[PROBLEM TO WORK ON] Locate each line holding the string "time" and copy it.

++++ RECORDS FOR THIS TASK ++++

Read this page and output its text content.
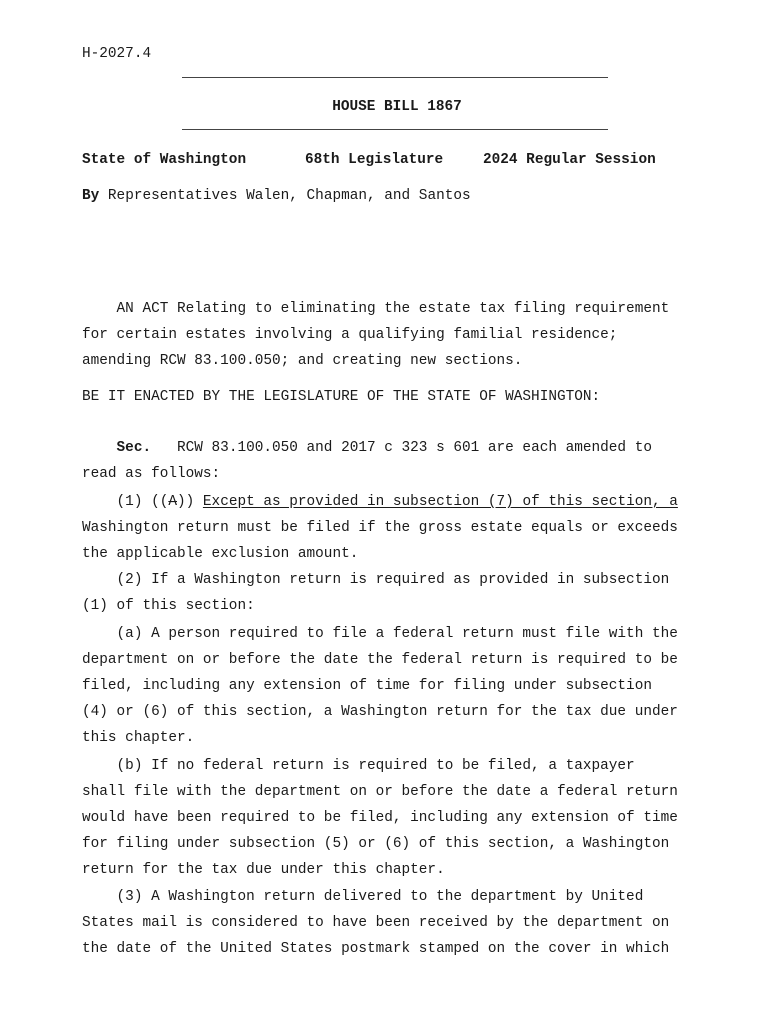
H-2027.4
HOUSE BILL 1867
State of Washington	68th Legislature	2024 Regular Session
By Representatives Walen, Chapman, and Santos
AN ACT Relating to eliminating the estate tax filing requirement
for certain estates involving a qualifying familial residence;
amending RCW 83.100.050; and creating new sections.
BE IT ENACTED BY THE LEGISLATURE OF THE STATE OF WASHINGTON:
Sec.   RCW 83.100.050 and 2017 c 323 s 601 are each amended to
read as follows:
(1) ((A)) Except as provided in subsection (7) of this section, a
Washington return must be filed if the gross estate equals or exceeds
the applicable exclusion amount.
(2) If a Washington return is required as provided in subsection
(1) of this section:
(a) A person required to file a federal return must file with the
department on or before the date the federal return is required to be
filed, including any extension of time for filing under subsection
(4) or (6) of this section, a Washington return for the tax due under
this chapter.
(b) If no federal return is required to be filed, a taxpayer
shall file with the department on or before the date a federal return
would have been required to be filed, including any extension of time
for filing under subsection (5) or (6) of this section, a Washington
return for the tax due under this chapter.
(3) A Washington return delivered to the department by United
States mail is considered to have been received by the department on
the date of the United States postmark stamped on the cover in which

++++
++++ RECORDS FOR THIS TASK ++++

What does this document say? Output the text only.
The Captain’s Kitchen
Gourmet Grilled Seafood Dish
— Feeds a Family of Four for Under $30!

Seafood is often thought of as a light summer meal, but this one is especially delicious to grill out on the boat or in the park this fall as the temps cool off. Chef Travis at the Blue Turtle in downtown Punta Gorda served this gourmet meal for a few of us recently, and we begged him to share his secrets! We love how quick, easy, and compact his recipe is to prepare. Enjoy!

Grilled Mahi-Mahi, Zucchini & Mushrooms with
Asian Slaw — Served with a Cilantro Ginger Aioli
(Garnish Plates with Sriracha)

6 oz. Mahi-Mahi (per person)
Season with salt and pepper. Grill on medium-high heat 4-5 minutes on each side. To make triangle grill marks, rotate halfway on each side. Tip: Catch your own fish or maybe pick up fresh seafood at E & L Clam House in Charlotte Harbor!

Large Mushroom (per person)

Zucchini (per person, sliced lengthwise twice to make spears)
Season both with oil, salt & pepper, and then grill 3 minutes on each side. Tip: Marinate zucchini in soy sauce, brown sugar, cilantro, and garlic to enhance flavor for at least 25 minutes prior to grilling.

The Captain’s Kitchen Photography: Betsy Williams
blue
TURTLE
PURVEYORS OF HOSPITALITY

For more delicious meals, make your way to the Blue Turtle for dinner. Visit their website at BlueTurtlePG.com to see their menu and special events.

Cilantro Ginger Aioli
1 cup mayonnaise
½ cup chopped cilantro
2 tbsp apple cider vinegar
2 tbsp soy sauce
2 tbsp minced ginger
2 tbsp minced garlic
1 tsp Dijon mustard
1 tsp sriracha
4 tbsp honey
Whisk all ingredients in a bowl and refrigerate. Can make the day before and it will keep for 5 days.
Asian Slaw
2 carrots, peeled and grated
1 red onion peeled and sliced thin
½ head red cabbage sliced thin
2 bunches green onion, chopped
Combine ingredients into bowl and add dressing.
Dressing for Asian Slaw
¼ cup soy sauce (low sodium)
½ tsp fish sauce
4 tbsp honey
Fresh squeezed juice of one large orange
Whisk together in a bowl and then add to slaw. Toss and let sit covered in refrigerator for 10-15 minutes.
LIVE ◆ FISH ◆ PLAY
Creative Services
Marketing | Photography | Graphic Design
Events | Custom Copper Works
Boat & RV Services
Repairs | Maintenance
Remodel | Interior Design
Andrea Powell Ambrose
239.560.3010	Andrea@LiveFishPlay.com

++++

[WORKED SOLUTION]
filed, including any extension of time for filing under subsection
would have been required to be filed, including any extension of time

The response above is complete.